=== Problem description ===
In the entries that follow, find the word "типы" and report each line it is on.

=== Source material ===
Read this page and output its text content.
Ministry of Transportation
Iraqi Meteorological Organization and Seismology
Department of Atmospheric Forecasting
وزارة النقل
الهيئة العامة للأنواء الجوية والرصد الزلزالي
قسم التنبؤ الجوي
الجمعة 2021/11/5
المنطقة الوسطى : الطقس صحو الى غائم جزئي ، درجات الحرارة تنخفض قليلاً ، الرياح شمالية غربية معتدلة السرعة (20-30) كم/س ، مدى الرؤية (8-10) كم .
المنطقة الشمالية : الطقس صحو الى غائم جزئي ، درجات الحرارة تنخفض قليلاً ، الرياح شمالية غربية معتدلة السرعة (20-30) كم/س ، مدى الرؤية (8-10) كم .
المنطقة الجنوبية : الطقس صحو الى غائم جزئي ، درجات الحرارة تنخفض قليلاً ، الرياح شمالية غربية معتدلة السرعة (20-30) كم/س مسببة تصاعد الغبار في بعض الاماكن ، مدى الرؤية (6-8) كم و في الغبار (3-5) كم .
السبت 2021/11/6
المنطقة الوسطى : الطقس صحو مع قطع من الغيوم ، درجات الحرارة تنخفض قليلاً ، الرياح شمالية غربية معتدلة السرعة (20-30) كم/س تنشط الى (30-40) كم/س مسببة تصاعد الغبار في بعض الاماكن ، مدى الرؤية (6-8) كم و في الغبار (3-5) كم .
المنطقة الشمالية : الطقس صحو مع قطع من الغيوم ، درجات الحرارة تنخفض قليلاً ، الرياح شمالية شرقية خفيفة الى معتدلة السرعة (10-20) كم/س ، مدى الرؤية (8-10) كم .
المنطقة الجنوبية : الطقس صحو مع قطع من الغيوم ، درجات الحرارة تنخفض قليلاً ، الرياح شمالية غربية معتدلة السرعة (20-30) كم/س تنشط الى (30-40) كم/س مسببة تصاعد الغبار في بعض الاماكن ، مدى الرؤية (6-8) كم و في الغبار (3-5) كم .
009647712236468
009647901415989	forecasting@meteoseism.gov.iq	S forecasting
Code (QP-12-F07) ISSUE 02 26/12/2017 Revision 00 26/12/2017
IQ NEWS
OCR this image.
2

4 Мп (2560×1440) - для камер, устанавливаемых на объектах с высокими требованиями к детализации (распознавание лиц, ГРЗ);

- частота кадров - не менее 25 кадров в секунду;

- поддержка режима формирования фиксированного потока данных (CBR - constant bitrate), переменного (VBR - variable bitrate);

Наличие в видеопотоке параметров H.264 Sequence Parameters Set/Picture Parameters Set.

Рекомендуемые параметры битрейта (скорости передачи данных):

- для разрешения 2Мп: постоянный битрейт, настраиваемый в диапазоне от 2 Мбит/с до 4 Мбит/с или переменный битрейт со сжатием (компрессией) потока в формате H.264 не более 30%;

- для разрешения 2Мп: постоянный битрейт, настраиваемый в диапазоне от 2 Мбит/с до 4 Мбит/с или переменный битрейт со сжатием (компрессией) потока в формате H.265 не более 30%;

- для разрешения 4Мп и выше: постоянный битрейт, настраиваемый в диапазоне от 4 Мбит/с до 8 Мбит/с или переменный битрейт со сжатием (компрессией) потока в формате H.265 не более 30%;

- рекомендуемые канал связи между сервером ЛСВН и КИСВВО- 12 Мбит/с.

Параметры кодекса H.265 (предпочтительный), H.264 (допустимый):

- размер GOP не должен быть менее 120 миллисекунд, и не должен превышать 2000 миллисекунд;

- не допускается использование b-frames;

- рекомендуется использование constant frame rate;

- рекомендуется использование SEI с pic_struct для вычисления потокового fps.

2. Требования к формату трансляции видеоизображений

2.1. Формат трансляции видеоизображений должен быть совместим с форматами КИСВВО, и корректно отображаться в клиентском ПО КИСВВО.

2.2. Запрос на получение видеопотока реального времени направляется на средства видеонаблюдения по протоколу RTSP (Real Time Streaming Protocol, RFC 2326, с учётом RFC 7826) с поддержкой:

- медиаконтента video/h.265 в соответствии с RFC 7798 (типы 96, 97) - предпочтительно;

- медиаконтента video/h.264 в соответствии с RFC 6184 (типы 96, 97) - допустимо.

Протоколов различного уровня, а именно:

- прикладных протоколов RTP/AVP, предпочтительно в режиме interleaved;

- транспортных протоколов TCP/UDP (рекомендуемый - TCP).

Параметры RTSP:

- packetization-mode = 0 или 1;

=== Expected answer ===
- медиаконтента video/h.265 в соответствии с RFC 7798 (типы 96, 97) - предпочтительно;
- медиаконтента video/h.264 в соответствии с RFC 6184 (типы 96, 97) - допустимо.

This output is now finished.